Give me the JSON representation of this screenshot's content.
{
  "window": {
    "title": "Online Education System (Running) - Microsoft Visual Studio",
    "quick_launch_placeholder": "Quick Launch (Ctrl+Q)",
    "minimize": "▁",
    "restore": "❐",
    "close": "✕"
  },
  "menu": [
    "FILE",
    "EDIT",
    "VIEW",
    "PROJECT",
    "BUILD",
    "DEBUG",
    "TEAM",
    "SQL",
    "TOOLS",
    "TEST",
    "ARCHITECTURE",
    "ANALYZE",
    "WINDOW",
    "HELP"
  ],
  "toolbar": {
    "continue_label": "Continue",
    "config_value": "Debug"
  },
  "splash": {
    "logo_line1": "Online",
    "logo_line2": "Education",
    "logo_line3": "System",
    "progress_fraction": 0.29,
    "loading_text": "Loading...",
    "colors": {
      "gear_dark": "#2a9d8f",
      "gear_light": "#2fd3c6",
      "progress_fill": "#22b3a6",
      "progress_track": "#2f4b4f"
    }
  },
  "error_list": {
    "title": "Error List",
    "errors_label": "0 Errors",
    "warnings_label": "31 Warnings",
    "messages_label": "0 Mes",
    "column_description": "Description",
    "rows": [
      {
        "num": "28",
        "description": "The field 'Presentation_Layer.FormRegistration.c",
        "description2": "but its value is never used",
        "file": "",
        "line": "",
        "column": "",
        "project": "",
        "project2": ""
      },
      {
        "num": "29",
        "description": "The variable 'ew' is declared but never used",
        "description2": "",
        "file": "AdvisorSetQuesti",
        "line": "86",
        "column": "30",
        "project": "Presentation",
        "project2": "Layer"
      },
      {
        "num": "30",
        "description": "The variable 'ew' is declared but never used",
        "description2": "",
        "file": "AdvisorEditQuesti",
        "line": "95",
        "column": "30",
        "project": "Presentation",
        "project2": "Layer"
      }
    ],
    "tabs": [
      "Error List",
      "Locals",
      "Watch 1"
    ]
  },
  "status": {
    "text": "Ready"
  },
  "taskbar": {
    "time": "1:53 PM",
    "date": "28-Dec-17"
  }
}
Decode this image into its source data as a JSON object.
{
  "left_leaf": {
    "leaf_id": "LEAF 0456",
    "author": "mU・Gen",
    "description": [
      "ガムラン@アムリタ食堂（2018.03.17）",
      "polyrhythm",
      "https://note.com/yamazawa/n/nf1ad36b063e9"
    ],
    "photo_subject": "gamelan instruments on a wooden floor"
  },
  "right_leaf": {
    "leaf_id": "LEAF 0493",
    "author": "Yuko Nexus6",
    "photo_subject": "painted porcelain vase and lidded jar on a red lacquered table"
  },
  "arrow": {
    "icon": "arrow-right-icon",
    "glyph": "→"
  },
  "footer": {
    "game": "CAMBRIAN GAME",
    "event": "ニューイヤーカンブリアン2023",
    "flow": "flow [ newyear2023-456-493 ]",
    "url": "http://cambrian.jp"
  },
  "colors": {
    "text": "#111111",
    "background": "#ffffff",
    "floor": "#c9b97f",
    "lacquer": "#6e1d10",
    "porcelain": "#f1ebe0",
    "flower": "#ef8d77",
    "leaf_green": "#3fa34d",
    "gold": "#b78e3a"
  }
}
──────────────────────────────
• _Exercise_: Copy exactly the line containing "Decode this image" and every line after it, ending with the last line of the records above.

• _Output for this task_:
Decode this image into its source data as a JSON object.
{
  "left_leaf": {
    "leaf_id": "LEAF 0456",
    "author": "mU・Gen",
    "description": [
      "ガムラン@アムリタ食堂（2018.03.17）",
      "polyrhythm",
      "https://note.com/yamazawa/n/nf1ad36b063e9"
    ],
    "photo_subject": "gamelan instruments on a wooden floor"
  },
  "right_leaf": {
    "leaf_id": "LEAF 0493",
    "author": "Yuko Nexus6",
    "photo_subject": "painted porcelain vase and lidded jar on a red lacquered table"
  },
  "arrow": {
    "icon": "arrow-right-icon",
    "glyph": "→"
  },
  "footer": {
    "game": "CAMBRIAN GAME",
    "event": "ニューイヤーカンブリアン2023",
    "flow": "flow [ newyear2023-456-493 ]",
    "url": "http://cambrian.jp"
  },
  "colors": {
    "text": "#111111",
    "background": "#ffffff",
    "floor": "#c9b97f",
    "lacquer": "#6e1d10",
    "porcelain": "#f1ebe0",
    "flower": "#ef8d77",
    "leaf_green": "#3fa34d",
    "gold": "#b78e3a"
  }
}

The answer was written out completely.